> [EXERCISE DETAILS]: In the entries, find all lines that hold the word "JSON" and copy them.

> [RECORD LIST]:
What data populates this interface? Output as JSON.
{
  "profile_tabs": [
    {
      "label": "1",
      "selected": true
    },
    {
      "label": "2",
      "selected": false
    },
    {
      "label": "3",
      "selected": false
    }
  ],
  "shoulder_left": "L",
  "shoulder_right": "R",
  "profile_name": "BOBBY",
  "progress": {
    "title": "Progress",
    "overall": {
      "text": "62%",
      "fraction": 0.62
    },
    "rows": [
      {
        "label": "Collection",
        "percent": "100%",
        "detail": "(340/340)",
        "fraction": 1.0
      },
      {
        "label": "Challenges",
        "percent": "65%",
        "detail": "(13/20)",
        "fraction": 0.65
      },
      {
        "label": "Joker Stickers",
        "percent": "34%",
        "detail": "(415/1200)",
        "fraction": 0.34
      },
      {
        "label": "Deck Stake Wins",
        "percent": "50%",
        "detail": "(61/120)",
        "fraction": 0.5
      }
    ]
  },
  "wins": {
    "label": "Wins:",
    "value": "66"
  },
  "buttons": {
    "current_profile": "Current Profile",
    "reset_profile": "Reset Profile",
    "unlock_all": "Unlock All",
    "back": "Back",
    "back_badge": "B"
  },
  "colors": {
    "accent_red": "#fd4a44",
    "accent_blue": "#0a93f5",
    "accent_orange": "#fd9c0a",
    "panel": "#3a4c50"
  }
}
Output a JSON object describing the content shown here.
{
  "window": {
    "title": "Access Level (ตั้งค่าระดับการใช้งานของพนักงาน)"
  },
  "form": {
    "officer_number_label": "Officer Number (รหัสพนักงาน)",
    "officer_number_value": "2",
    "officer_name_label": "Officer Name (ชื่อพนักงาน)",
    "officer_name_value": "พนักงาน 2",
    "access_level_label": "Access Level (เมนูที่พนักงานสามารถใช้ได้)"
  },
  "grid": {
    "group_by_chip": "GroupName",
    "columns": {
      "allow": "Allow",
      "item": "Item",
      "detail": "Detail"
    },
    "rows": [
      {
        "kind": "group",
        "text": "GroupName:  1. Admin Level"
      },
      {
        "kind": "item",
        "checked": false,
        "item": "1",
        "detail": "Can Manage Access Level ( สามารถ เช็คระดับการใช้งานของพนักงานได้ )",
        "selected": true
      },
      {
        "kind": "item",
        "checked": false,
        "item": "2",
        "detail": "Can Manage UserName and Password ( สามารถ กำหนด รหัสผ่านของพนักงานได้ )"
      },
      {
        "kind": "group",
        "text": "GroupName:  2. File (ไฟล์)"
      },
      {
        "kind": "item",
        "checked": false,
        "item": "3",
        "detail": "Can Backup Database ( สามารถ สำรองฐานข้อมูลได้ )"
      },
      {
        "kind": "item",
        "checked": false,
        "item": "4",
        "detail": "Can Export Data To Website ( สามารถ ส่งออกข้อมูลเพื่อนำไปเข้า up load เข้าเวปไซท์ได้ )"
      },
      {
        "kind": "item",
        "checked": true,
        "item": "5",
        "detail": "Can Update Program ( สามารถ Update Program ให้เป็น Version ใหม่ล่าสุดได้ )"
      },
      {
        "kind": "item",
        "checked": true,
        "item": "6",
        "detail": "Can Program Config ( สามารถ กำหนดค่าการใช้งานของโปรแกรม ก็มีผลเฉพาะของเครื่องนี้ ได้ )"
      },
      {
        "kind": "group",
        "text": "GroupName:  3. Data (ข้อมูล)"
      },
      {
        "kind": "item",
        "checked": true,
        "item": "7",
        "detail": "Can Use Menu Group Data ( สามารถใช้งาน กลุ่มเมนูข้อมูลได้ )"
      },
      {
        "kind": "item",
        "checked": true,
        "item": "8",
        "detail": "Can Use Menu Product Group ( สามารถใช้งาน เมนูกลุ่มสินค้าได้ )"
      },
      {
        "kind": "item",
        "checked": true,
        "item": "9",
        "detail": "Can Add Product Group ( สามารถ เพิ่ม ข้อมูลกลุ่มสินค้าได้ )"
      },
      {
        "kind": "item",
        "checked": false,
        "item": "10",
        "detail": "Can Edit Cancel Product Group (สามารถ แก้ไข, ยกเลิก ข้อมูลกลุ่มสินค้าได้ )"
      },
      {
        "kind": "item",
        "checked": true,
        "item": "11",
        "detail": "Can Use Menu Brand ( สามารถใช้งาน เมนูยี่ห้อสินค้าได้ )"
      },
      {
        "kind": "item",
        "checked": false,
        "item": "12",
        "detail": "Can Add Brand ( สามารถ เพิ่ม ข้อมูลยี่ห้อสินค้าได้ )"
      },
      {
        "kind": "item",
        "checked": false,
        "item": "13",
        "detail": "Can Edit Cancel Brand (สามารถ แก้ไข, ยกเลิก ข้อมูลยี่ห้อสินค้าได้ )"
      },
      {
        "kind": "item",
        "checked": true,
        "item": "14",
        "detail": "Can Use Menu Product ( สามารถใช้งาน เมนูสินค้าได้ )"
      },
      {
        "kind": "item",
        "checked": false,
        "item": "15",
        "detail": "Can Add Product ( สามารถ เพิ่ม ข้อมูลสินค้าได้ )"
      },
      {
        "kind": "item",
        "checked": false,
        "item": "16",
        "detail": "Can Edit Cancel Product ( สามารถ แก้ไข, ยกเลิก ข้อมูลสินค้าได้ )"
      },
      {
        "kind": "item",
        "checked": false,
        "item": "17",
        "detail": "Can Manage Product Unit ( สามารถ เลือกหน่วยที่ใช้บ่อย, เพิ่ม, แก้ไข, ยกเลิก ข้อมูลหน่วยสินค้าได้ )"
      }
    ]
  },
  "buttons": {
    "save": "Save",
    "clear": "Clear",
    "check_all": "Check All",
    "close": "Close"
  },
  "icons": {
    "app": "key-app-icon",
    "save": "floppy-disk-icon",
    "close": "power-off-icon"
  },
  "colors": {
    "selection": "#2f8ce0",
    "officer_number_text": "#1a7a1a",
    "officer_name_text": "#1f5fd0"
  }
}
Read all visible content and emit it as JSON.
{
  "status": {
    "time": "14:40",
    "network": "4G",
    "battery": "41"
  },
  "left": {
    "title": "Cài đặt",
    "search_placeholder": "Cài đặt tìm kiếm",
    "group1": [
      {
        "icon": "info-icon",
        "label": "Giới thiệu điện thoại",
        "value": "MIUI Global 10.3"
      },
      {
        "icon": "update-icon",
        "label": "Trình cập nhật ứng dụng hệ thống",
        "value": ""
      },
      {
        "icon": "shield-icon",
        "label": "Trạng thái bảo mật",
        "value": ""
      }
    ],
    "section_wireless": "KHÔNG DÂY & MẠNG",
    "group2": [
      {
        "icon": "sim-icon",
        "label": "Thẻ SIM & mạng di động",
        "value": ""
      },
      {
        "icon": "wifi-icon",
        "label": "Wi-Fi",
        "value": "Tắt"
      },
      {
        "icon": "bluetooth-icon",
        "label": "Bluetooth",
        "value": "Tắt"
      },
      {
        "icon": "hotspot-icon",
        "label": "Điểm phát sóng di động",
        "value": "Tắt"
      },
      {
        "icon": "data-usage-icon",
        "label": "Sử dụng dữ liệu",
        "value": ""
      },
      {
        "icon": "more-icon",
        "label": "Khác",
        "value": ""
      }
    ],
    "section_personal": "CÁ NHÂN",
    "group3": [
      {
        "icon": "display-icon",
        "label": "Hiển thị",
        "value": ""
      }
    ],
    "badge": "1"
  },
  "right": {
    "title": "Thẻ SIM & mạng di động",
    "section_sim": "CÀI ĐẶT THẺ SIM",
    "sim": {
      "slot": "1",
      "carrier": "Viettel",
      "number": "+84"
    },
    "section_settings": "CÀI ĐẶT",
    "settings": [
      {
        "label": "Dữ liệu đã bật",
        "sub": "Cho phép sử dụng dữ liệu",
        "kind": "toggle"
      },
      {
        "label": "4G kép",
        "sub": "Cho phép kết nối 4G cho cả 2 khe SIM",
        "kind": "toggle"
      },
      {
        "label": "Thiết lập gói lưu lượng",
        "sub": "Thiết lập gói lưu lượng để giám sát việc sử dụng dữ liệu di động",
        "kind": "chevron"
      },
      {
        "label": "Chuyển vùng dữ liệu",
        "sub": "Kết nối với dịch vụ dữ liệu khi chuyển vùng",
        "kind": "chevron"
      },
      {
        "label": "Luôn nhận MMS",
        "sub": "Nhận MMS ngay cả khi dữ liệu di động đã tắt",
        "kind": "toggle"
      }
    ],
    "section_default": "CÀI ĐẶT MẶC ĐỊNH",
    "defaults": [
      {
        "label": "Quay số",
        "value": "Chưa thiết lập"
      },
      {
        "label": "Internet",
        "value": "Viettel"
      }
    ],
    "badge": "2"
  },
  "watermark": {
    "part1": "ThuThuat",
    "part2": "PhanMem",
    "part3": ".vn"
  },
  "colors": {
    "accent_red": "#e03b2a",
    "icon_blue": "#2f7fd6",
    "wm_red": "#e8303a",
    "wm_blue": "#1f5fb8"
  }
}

> [PROBLEM SOLUTION]:
What data populates this interface? Output as JSON.
Output a JSON object describing the content shown here.
Read all visible content and emit it as JSON.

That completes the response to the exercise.